:: Aim of the task ::
Gather all lines with "structured" from the records.

begin Provided data

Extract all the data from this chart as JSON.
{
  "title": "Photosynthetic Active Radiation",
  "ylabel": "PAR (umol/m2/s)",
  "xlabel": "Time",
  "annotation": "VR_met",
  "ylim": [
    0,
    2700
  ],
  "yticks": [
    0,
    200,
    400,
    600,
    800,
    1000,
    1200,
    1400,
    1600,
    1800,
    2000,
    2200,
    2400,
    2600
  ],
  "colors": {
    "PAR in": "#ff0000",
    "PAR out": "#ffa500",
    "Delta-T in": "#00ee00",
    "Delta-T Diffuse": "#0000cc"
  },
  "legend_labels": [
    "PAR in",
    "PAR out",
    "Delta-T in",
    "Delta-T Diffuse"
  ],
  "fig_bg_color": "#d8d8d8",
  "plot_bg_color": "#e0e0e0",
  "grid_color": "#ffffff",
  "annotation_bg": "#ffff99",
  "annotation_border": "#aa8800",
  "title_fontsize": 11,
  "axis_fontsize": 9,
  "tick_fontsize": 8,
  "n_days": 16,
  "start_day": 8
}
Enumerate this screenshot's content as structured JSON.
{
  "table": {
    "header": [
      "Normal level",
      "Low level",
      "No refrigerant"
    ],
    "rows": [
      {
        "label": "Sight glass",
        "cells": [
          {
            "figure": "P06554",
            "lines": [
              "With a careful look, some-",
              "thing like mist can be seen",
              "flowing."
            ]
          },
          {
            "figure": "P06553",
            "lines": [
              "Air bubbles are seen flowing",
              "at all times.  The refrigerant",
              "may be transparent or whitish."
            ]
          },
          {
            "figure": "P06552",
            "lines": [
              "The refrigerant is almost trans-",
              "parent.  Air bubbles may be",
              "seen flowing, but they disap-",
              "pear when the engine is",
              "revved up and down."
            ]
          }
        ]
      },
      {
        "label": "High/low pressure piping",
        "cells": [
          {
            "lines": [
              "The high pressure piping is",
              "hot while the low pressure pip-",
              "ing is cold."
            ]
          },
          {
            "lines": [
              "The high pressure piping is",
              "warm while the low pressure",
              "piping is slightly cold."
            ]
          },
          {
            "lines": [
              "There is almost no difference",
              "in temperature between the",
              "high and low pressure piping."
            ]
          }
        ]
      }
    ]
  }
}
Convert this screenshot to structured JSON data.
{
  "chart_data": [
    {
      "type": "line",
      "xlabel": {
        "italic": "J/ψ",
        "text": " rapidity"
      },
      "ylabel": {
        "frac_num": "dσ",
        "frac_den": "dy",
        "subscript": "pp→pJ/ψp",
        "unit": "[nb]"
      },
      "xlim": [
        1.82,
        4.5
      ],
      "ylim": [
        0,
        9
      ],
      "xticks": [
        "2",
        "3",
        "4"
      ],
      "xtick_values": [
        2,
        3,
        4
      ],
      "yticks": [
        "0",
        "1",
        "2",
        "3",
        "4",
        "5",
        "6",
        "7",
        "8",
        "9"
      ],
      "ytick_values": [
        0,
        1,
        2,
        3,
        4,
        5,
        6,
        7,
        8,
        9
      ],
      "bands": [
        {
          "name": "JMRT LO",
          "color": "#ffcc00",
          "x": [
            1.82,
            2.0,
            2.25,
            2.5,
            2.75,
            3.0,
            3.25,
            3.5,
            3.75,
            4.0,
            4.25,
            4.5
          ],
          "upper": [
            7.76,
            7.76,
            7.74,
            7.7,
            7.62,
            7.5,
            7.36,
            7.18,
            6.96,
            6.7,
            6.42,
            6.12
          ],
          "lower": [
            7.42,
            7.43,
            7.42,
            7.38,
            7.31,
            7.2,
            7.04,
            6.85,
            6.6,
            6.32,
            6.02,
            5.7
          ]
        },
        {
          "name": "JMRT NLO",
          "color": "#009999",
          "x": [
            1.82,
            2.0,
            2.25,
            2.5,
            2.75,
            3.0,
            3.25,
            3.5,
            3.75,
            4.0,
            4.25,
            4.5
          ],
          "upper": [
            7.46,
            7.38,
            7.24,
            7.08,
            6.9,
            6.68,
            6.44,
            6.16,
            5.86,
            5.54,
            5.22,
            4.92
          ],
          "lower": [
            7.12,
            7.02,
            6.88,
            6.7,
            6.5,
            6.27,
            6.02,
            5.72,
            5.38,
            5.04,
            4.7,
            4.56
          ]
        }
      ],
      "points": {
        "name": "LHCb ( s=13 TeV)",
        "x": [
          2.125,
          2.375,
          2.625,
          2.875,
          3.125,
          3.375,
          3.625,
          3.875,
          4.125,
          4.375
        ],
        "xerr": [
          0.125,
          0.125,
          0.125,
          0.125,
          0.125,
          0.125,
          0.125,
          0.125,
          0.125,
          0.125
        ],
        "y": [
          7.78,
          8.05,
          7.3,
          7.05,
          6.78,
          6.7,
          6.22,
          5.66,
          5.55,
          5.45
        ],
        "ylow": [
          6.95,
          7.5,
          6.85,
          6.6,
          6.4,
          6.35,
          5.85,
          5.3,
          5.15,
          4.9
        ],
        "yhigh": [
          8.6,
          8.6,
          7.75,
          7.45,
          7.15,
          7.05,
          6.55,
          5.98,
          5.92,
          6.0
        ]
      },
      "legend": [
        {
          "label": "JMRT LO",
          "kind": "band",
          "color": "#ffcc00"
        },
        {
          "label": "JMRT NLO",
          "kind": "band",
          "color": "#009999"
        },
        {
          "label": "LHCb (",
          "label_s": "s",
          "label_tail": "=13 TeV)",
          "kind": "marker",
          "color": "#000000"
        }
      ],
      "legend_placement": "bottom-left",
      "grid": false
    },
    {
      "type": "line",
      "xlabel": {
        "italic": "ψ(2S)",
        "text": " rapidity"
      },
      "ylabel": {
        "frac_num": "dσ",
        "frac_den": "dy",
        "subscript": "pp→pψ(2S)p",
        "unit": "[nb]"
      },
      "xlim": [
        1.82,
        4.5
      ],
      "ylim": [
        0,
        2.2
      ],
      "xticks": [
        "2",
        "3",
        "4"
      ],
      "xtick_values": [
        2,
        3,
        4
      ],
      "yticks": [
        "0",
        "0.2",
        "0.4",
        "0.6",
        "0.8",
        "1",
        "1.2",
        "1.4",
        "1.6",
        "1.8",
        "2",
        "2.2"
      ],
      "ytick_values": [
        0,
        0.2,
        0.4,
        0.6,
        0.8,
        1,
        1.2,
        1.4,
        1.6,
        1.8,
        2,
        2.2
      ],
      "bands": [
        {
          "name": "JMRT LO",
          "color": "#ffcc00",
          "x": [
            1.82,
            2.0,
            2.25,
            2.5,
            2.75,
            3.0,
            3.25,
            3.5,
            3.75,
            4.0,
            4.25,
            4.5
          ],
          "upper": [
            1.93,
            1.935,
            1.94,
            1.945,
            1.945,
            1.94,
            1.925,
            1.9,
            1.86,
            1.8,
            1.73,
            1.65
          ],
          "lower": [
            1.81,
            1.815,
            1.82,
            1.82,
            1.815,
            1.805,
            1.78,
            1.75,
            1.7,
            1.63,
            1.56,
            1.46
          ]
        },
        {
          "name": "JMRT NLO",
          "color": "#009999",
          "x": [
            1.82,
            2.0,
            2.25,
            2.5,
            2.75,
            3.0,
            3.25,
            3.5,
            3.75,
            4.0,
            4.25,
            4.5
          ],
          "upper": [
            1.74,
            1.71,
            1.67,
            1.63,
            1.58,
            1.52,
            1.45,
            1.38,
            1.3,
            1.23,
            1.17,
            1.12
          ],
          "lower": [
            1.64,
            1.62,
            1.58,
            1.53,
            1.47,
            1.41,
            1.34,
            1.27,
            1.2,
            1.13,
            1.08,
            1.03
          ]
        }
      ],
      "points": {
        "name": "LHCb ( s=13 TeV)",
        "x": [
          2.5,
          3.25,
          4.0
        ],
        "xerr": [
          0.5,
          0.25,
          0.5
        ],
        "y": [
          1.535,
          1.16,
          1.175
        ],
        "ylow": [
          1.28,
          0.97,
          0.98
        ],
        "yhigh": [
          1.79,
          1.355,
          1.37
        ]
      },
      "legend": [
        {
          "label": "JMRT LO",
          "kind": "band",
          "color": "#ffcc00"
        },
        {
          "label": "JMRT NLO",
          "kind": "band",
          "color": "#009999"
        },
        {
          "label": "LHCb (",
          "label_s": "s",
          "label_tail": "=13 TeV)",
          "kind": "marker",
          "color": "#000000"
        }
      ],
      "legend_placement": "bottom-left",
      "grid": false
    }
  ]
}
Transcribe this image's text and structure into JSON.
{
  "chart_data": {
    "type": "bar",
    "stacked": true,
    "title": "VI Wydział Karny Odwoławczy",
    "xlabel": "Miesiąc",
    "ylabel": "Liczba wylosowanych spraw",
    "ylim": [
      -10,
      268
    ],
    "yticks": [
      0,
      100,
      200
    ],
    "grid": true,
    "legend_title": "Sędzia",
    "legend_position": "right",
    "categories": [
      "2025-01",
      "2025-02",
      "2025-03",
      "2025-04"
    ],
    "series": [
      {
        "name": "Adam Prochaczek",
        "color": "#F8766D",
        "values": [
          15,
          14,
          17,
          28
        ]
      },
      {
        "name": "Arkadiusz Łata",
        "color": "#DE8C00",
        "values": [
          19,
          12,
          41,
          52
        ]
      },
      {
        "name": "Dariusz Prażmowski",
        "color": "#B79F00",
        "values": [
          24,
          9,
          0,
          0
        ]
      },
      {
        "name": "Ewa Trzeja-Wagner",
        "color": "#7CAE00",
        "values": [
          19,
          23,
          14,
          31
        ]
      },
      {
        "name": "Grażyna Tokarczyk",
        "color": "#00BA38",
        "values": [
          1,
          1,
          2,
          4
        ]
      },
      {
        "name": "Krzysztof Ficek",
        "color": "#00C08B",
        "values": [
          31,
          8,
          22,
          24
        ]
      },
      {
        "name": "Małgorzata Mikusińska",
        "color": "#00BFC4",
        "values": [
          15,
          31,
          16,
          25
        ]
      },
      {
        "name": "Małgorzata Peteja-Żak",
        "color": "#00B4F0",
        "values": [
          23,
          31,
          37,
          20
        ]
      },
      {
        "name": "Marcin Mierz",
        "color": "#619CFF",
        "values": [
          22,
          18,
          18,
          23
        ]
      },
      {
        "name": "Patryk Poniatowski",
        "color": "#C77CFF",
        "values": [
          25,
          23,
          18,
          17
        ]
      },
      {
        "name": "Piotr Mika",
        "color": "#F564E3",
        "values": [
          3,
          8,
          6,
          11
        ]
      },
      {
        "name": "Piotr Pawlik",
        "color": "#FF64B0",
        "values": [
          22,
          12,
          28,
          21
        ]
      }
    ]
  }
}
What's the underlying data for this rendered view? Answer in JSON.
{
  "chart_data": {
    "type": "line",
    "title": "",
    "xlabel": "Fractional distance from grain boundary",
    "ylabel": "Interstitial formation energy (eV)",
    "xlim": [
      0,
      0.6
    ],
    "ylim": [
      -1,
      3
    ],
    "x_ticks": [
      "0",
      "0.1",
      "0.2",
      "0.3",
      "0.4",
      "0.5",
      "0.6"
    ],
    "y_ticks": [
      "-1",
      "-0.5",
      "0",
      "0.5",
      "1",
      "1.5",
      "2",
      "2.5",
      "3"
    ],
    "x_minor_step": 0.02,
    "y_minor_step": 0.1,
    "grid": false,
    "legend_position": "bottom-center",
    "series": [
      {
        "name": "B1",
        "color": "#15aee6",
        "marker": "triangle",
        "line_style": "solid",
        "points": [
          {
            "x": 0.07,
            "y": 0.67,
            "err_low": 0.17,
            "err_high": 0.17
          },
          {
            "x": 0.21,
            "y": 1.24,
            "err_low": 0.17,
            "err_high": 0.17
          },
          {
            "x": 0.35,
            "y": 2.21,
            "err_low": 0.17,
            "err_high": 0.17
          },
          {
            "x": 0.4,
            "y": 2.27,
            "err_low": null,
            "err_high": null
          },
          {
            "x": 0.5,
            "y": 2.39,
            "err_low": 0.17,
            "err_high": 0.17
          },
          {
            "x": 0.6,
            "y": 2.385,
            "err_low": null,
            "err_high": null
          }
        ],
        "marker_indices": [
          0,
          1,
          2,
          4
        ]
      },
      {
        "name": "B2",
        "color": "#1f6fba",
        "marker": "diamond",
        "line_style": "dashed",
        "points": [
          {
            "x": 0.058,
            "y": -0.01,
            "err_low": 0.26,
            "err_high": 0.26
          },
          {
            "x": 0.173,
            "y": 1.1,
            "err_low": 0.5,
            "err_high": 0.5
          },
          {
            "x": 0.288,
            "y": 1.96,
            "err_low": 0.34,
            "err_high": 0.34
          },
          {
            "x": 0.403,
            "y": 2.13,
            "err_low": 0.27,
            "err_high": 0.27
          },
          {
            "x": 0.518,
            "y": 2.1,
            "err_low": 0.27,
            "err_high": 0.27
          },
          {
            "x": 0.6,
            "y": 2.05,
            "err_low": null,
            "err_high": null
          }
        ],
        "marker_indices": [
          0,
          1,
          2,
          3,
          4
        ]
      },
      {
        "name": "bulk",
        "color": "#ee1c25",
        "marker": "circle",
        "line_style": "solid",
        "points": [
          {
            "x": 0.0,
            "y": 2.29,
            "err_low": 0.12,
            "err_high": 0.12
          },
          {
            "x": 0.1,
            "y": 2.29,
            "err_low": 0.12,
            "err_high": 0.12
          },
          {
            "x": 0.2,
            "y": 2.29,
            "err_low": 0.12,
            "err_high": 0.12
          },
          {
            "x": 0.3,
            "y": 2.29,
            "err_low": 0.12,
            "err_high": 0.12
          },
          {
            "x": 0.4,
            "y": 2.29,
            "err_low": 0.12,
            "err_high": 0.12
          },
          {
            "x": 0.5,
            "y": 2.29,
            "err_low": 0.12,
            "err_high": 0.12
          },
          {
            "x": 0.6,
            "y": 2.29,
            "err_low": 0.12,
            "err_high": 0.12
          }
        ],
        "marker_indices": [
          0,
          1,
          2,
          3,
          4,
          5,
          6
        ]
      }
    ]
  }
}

end Provided data

:: Correct output ::
Enumerate this screenshot's content as structured JSON.
Convert this screenshot to structured JSON data.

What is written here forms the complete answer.